* **Stated exercise**
Records follow. Copy every line with "Nigeria".

[Items listed in a dataset]

○ ○ ○ ○ ○

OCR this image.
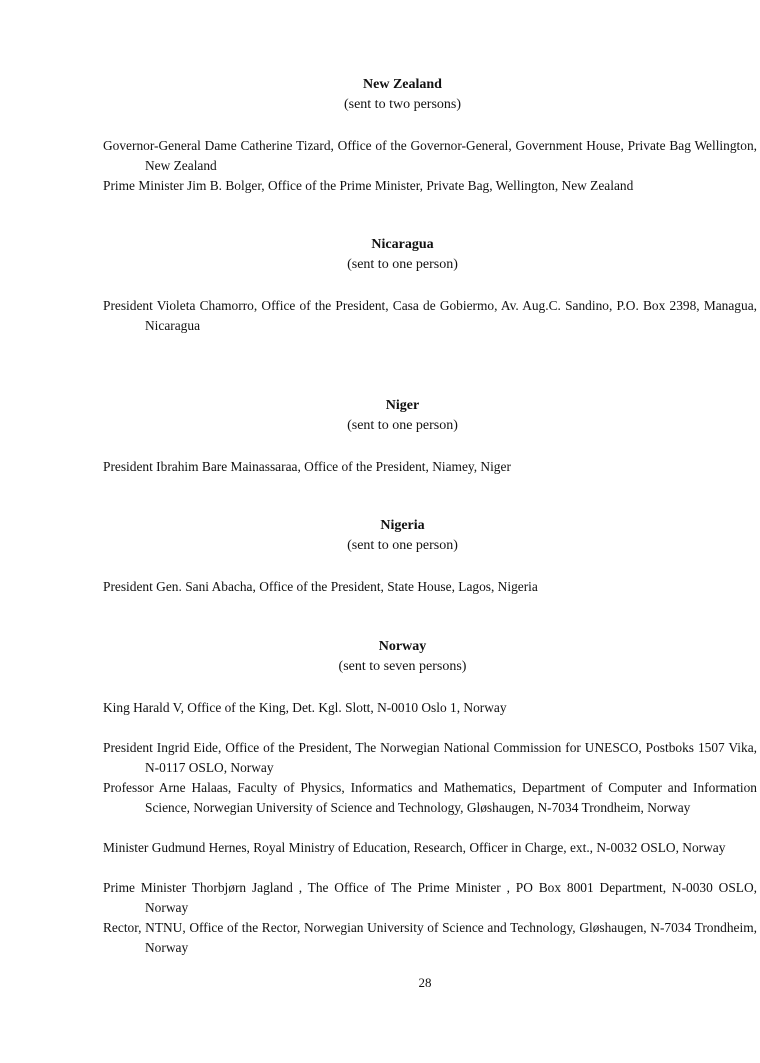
New Zealand
(sent to two persons)
Governor-General Dame Catherine Tizard, Office of the Governor-General, Government House, Private Bag Wellington, New Zealand
Prime Minister Jim B. Bolger, Office of the Prime Minister, Private Bag, Wellington, New Zealand
Nicaragua
(sent to one person)
President Violeta Chamorro, Office of the President, Casa de Gobiermo, Av. Aug.C. Sandino, P.O. Box 2398, Managua, Nicaragua
Niger
(sent to one person)
President Ibrahim Bare Mainassaraa, Office of the President, Niamey, Niger
Nigeria
(sent to one person)
President Gen. Sani Abacha, Office of the President, State House, Lagos, Nigeria
Norway
(sent to seven persons)
King Harald V, Office of the King, Det. Kgl. Slott, N-0010 Oslo 1, Norway
President Ingrid Eide, Office of the President, The Norwegian National Commission for UNESCO, Postboks 1507 Vika, N-0117 OSLO, Norway
Professor Arne Halaas, Faculty of Physics, Informatics and Mathematics, Department of Computer and Information Science, Norwegian University of Science and Technology, Gløshaugen, N-7034 Trondheim, Norway
Minister Gudmund Hernes, Royal Ministry of Education, Research, Officer in Charge, ext., N-0032 OSLO, Norway
Prime Minister Thorbjørn Jagland , The Office of The Prime Minister , PO Box 8001 Department, N-0030 OSLO, Norway
Rector, NTNU, Office of the Rector, Norwegian University of Science and Technology, Gløshaugen, N-7034 Trondheim, Norway
28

○ ○ ○ ○ ○

* **Response below**
Nigeria
President Gen. Sani Abacha, Office of the President, State House, Lagos, Nigeria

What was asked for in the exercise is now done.